## Brief
Return every line of the rows below that contains the string "legend", treating uppercase and lowercase letters as distinct.

## Dataset
↓

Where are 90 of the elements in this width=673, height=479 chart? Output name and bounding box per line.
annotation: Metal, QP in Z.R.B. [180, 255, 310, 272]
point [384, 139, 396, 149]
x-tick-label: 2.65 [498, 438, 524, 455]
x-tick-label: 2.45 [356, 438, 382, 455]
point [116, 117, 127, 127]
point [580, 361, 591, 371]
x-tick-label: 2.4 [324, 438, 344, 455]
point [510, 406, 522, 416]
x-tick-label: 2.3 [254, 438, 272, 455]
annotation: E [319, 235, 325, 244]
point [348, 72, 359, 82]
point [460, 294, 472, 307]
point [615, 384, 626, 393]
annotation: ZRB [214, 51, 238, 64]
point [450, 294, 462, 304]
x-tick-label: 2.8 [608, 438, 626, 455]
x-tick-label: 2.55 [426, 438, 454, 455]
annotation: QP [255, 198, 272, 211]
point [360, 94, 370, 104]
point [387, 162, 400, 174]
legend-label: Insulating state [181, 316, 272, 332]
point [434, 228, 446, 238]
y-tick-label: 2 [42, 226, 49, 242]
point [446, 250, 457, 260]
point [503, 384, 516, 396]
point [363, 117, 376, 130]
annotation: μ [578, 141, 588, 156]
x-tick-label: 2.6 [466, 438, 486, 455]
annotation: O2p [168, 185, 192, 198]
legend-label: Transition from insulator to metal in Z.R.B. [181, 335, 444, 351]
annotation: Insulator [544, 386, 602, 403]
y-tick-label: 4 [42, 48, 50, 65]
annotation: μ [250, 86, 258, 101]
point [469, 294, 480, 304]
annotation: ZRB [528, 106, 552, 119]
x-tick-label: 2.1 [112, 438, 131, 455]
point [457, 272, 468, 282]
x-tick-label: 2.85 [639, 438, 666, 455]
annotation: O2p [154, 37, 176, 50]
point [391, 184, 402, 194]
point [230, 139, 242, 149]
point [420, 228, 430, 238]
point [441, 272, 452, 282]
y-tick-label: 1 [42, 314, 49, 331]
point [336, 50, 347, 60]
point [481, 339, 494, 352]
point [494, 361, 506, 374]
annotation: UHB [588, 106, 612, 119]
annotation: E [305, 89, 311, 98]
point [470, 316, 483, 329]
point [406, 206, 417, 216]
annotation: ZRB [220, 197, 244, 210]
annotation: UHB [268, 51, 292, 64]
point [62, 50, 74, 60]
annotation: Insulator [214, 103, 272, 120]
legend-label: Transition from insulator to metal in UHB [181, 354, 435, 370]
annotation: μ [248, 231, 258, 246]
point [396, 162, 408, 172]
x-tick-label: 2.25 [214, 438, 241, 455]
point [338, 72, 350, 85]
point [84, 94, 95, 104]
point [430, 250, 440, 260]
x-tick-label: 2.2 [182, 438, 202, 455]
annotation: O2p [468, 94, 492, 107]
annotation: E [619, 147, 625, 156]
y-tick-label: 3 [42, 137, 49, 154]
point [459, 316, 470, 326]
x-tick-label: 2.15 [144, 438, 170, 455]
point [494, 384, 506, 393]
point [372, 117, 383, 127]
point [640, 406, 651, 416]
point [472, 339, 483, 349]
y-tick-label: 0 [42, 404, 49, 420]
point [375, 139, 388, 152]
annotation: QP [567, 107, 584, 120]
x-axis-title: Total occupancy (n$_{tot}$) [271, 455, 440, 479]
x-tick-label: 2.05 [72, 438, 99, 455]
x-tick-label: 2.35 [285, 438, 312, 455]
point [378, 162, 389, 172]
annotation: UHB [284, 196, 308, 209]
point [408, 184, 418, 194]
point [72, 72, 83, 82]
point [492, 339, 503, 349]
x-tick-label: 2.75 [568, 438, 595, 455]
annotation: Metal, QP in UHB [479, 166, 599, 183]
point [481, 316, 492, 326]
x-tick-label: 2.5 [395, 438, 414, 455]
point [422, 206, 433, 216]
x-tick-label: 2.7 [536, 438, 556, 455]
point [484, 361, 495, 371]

↑

## Answer to the exercise
legend-label: Insulating state [181, 316, 272, 332]
legend-label: Transition from insulator to metal in Z.R.B. [181, 335, 444, 351]
legend-label: Transition from insulator to metal in UHB [181, 354, 435, 370]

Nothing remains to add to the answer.